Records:
━━━━━━━━━━━━━━━━━━━━

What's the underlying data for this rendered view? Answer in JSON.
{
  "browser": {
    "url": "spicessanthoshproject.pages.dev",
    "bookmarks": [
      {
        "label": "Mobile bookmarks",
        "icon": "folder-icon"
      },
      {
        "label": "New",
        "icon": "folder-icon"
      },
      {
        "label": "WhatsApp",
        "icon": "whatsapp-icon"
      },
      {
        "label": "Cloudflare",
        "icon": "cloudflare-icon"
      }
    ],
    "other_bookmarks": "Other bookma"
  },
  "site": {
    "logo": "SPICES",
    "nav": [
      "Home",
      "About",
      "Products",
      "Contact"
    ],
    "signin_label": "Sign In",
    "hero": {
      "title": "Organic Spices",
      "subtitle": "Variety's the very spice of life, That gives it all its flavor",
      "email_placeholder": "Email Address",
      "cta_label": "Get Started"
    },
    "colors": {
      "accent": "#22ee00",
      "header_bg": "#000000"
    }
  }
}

━━━━━━━━━━━━━━━━━━━━

**WRITTEN EXERCISE:** Restate every record exactly, leaving nothing out.

**SOLUTION TO THIS TASK:**
What's the underlying data for this rendered view? Answer in JSON.
{
  "browser": {
    "url": "spicessanthoshproject.pages.dev",
    "bookmarks": [
      {
        "label": "Mobile bookmarks",
        "icon": "folder-icon"
      },
      {
        "label": "New",
        "icon": "folder-icon"
      },
      {
        "label": "WhatsApp",
        "icon": "whatsapp-icon"
      },
      {
        "label": "Cloudflare",
        "icon": "cloudflare-icon"
      }
    ],
    "other_bookmarks": "Other bookma"
  },
  "site": {
    "logo": "SPICES",
    "nav": [
      "Home",
      "About",
      "Products",
      "Contact"
    ],
    "signin_label": "Sign In",
    "hero": {
      "title": "Organic Spices",
      "subtitle": "Variety's the very spice of life, That gives it all its flavor",
      "email_placeholder": "Email Address",
      "cta_label": "Get Started"
    },
    "colors": {
      "accent": "#22ee00",
      "header_bg": "#000000"
    }
  }
}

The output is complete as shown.